> _GIVEN PROBLEM_:
Quote all entries exactly, leaving pictures aside.

> _DATA SUPPLIED_:
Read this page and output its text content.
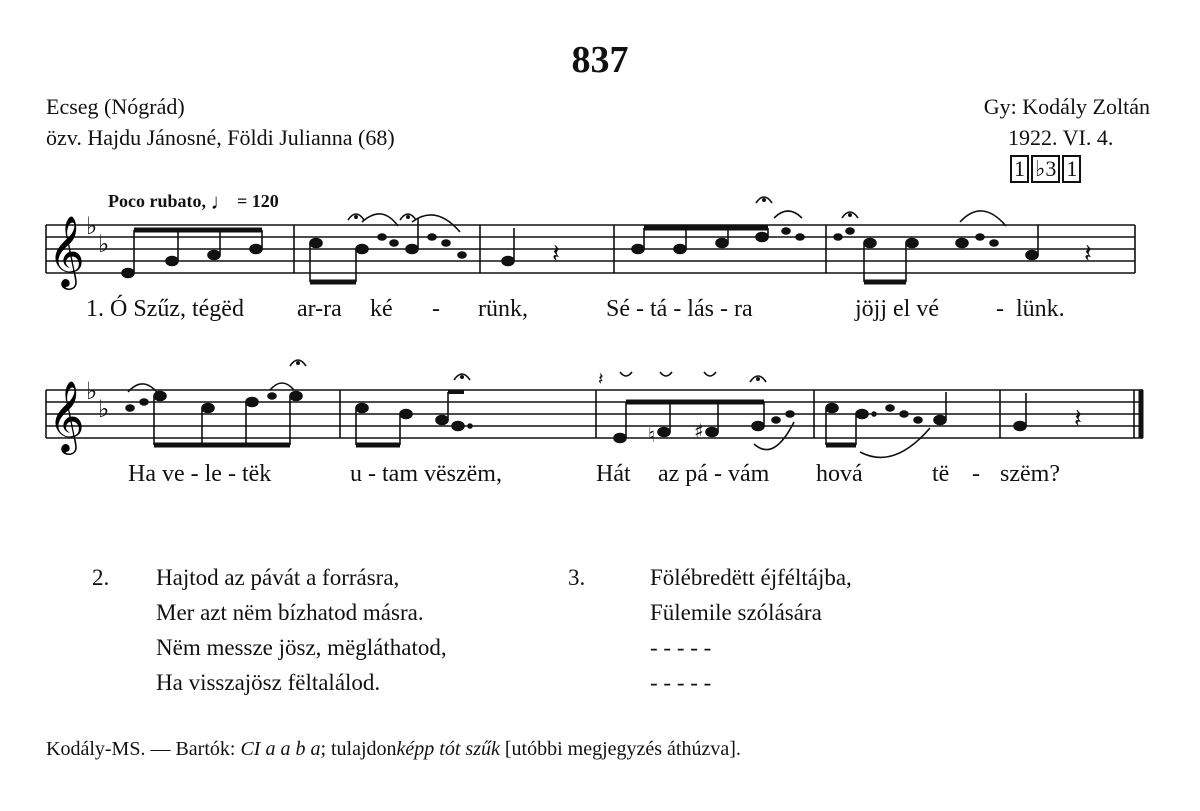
837
Ecseg (Nógrád)
özv. Hajdu Jánosné, Földi Julianna (68)
Gy: Kodály Zoltán
1922. VI. 4.
1 ♭3 1
Poco rubato, ♩ = 120
𝄞
𝄞
♭
♭
♭
♭
𝄽	𝄽
♮ ♯	𝄽
𝄽
1. Ó Szűz, tégëd ar-ra ké - rünk,	Sé - tá - lás - ra	jöjj el vé - lünk.
Ha ve - le - tëk	u - tam vëszëm,	Hát az pá - vám hová	të - szëm?
2. Hajtod az pávát a forrásra,
Mer azt nëm bízhatod másra.
Nëm messze jösz, mëgláthatod,
Ha visszajösz fëltalálod.
3.	Fölébredëtt éjféltájba,
Fülemile szólására
- - - - -
- - - - -
Kodály-MS. — Bartók: CI a a b a; tulajdonképp tót szűk [utóbbi megjegyzés áthúzva].
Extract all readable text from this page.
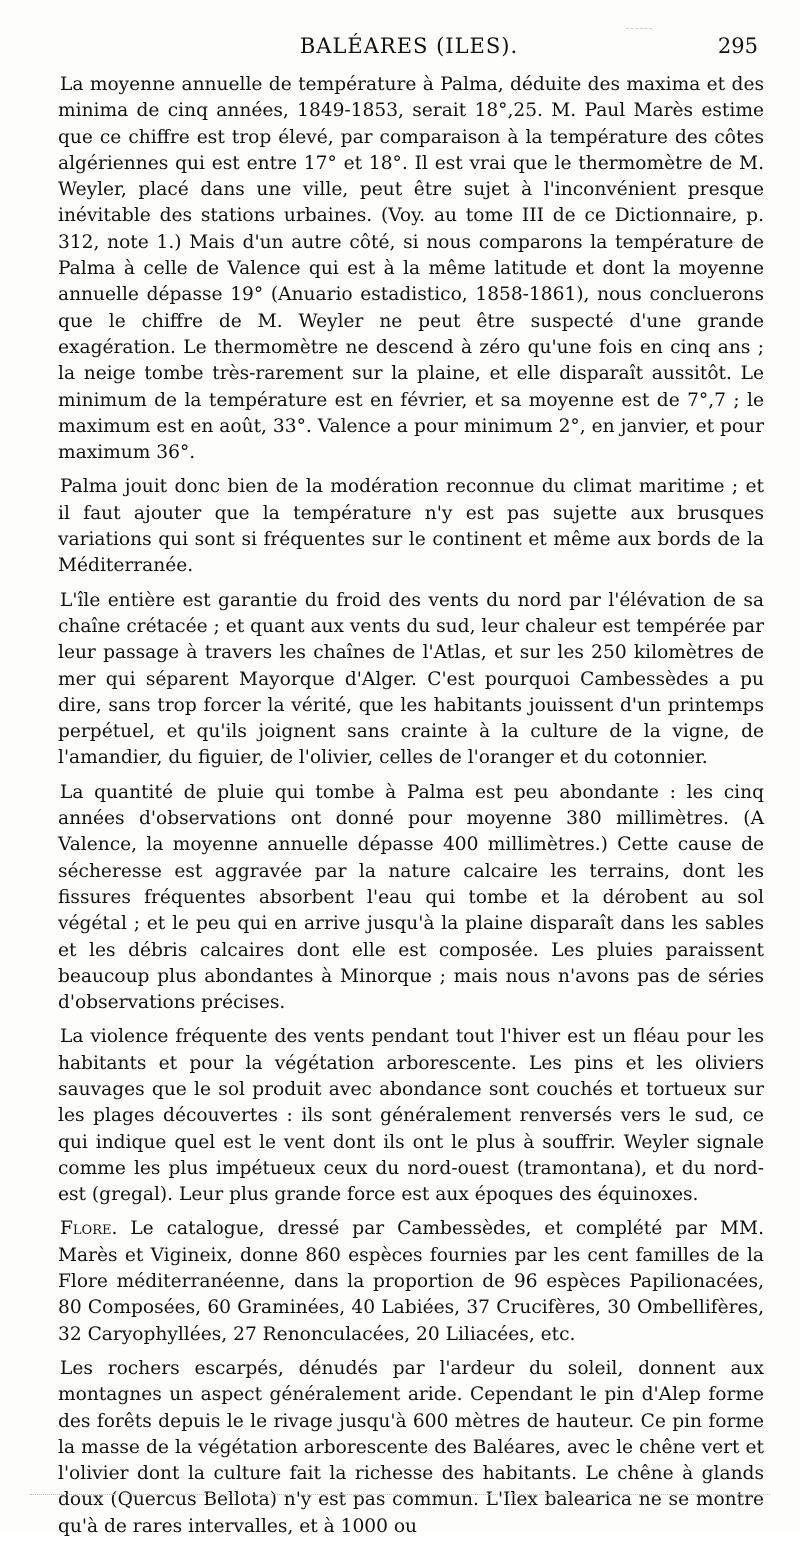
BALÉARES (ILES).	295

La moyenne annuelle de température à Palma, déduite des maxima et des minima de cinq années, 1849-1853, serait 18°,25. M. Paul Marès estime que ce chiffre est trop élevé, par comparaison à la température des côtes algériennes qui est entre 17° et 18°. Il est vrai que le thermomètre de M. Weyler, placé dans une ville, peut être sujet à l'inconvénient presque inévitable des stations urbaines. (Voy. au tome III de ce Dictionnaire, p. 312, note 1.) Mais d'un autre côté, si nous comparons la température de Palma à celle de Valence qui est à la même latitude et dont la moyenne annuelle dépasse 19° (Anuario estadistico, 1858-1861), nous concluerons que le chiffre de M. Weyler ne peut être suspecté d'une grande exagération. Le thermomètre ne descend à zéro qu'une fois en cinq ans ; la neige tombe très-rarement sur la plaine, et elle disparaît aussitôt. Le minimum de la température est en février, et sa moyenne est de 7°,7 ; le maximum est en août, 33°. Valence a pour minimum 2°, en janvier, et pour maximum 36°.

Palma jouit donc bien de la modération reconnue du climat maritime ; et il faut ajouter que la température n'y est pas sujette aux brusques variations qui sont si fréquentes sur le continent et même aux bords de la Méditerranée.

L'île entière est garantie du froid des vents du nord par l'élévation de sa chaîne crétacée ; et quant aux vents du sud, leur chaleur est tempérée par leur passage à travers les chaînes de l'Atlas, et sur les 250 kilomètres de mer qui séparent Mayorque d'Alger. C'est pourquoi Cambessèdes a pu dire, sans trop forcer la vérité, que les habitants jouissent d'un printemps perpétuel, et qu'ils joignent sans crainte à la culture de la vigne, de l'amandier, du figuier, de l'olivier, celles de l'oranger et du cotonnier.

La quantité de pluie qui tombe à Palma est peu abondante : les cinq années d'observations ont donné pour moyenne 380 millimètres. (A Valence, la moyenne annuelle dépasse 400 millimètres.) Cette cause de sécheresse est aggravée par la nature calcaire les terrains, dont les fissures fréquentes absorbent l'eau qui tombe et la dérobent au sol végétal ; et le peu qui en arrive jusqu'à la plaine disparaît dans les sables et les débris calcaires dont elle est composée. Les pluies paraissent beaucoup plus abondantes à Minorque ; mais nous n'avons pas de séries d'observations précises.

La violence fréquente des vents pendant tout l'hiver est un fléau pour les habitants et pour la végétation arborescente. Les pins et les oliviers sauvages que le sol produit avec abondance sont couchés et tortueux sur les plages découvertes : ils sont généralement renversés vers le sud, ce qui indique quel est le vent dont ils ont le plus à souffrir. Weyler signale comme les plus impétueux ceux du nord-ouest (tramontana), et du nord-est (gregal). Leur plus grande force est aux époques des équinoxes.

Flore. Le catalogue, dressé par Cambessèdes, et complété par MM. Marès et Vigineix, donne 860 espèces fournies par les cent familles de la Flore méditerranéenne, dans la proportion de 96 espèces Papilionacées, 80 Composées, 60 Graminées, 40 Labiées, 37 Crucifères, 30 Ombellifères, 32 Caryophyllées, 27 Renonculacées, 20 Liliacées, etc.

Les rochers escarpés, dénudés par l'ardeur du soleil, donnent aux montagnes un aspect généralement aride. Cependant le pin d'Alep forme des forêts depuis le le rivage jusqu'à 600 mètres de hauteur. Ce pin forme la masse de la végétation arborescente des Baléares, avec le chêne vert et l'olivier dont la culture fait la richesse des habitants. Le chêne à glands doux (Quercus Bellota) n'y est pas commun. L'Ilex balearica ne se montre qu'à de rares intervalles, et à 1000 ou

> _RESULT OF THE TASK_:
Read this page and output its text content.
837
Ecseg (Nógrád)
özv. Hajdu Jánosné, Földi Julianna (68)
Gy: Kodály Zoltán
1922. VI. 4.
1 ♭3 1
Poco rubato, ♩ = 120
𝄞
𝄞
♭
♭
♭
♭
𝄽	𝄽
♮ ♯	𝄽
𝄽
1. Ó Szűz, tégëd ar-ra ké - rünk,	Sé - tá - lás - ra	jöjj el vé - lünk.
Ha ve - le - tëk	u - tam vëszëm,	Hát az pá - vám hová	të - szëm?
2. Hajtod az pávát a forrásra,
Mer azt nëm bízhatod másra.
Nëm messze jösz, mëgláthatod,
Ha visszajösz fëltalálod.
3.	Fölébredëtt éjféltájba,
Fülemile szólására
- - - - -
- - - - -
Kodály-MS. — Bartók: CI a a b a; tulajdonképp tót szűk [utóbbi megjegyzés áthúzva].
Extract all readable text from this page.
BALÉARES (ILES).	295

La moyenne annuelle de température à Palma, déduite des maxima et des minima de cinq années, 1849-1853, serait 18°,25. M. Paul Marès estime que ce chiffre est trop élevé, par comparaison à la température des côtes algériennes qui est entre 17° et 18°. Il est vrai que le thermomètre de M. Weyler, placé dans une ville, peut être sujet à l'inconvénient presque inévitable des stations urbaines. (Voy. au tome III de ce Dictionnaire, p. 312, note 1.) Mais d'un autre côté, si nous comparons la température de Palma à celle de Valence qui est à la même latitude et dont la moyenne annuelle dépasse 19° (Anuario estadistico, 1858-1861), nous concluerons que le chiffre de M. Weyler ne peut être suspecté d'une grande exagération. Le thermomètre ne descend à zéro qu'une fois en cinq ans ; la neige tombe très-rarement sur la plaine, et elle disparaît aussitôt. Le minimum de la température est en février, et sa moyenne est de 7°,7 ; le maximum est en août, 33°. Valence a pour minimum 2°, en janvier, et pour maximum 36°.

Palma jouit donc bien de la modération reconnue du climat maritime ; et il faut ajouter que la température n'y est pas sujette aux brusques variations qui sont si fréquentes sur le continent et même aux bords de la Méditerranée.

L'île entière est garantie du froid des vents du nord par l'élévation de sa chaîne crétacée ; et quant aux vents du sud, leur chaleur est tempérée par leur passage à travers les chaînes de l'Atlas, et sur les 250 kilomètres de mer qui séparent Mayorque d'Alger. C'est pourquoi Cambessèdes a pu dire, sans trop forcer la vérité, que les habitants jouissent d'un printemps perpétuel, et qu'ils joignent sans crainte à la culture de la vigne, de l'amandier, du figuier, de l'olivier, celles de l'oranger et du cotonnier.

La quantité de pluie qui tombe à Palma est peu abondante : les cinq années d'observations ont donné pour moyenne 380 millimètres. (A Valence, la moyenne annuelle dépasse 400 millimètres.) Cette cause de sécheresse est aggravée par la nature calcaire les terrains, dont les fissures fréquentes absorbent l'eau qui tombe et la dérobent au sol végétal ; et le peu qui en arrive jusqu'à la plaine disparaît dans les sables et les débris calcaires dont elle est composée. Les pluies paraissent beaucoup plus abondantes à Minorque ; mais nous n'avons pas de séries d'observations précises.

La violence fréquente des vents pendant tout l'hiver est un fléau pour les habitants et pour la végétation arborescente. Les pins et les oliviers sauvages que le sol produit avec abondance sont couchés et tortueux sur les plages découvertes : ils sont généralement renversés vers le sud, ce qui indique quel est le vent dont ils ont le plus à souffrir. Weyler signale comme les plus impétueux ceux du nord-ouest (tramontana), et du nord-est (gregal). Leur plus grande force est aux époques des équinoxes.

Flore. Le catalogue, dressé par Cambessèdes, et complété par MM. Marès et Vigineix, donne 860 espèces fournies par les cent familles de la Flore méditerranéenne, dans la proportion de 96 espèces Papilionacées, 80 Composées, 60 Graminées, 40 Labiées, 37 Crucifères, 30 Ombellifères, 32 Caryophyllées, 27 Renonculacées, 20 Liliacées, etc.

Les rochers escarpés, dénudés par l'ardeur du soleil, donnent aux montagnes un aspect généralement aride. Cependant le pin d'Alep forme des forêts depuis le le rivage jusqu'à 600 mètres de hauteur. Ce pin forme la masse de la végétation arborescente des Baléares, avec le chêne vert et l'olivier dont la culture fait la richesse des habitants. Le chêne à glands doux (Quercus Bellota) n'y est pas commun. L'Ilex balearica ne se montre qu'à de rares intervalles, et à 1000 ou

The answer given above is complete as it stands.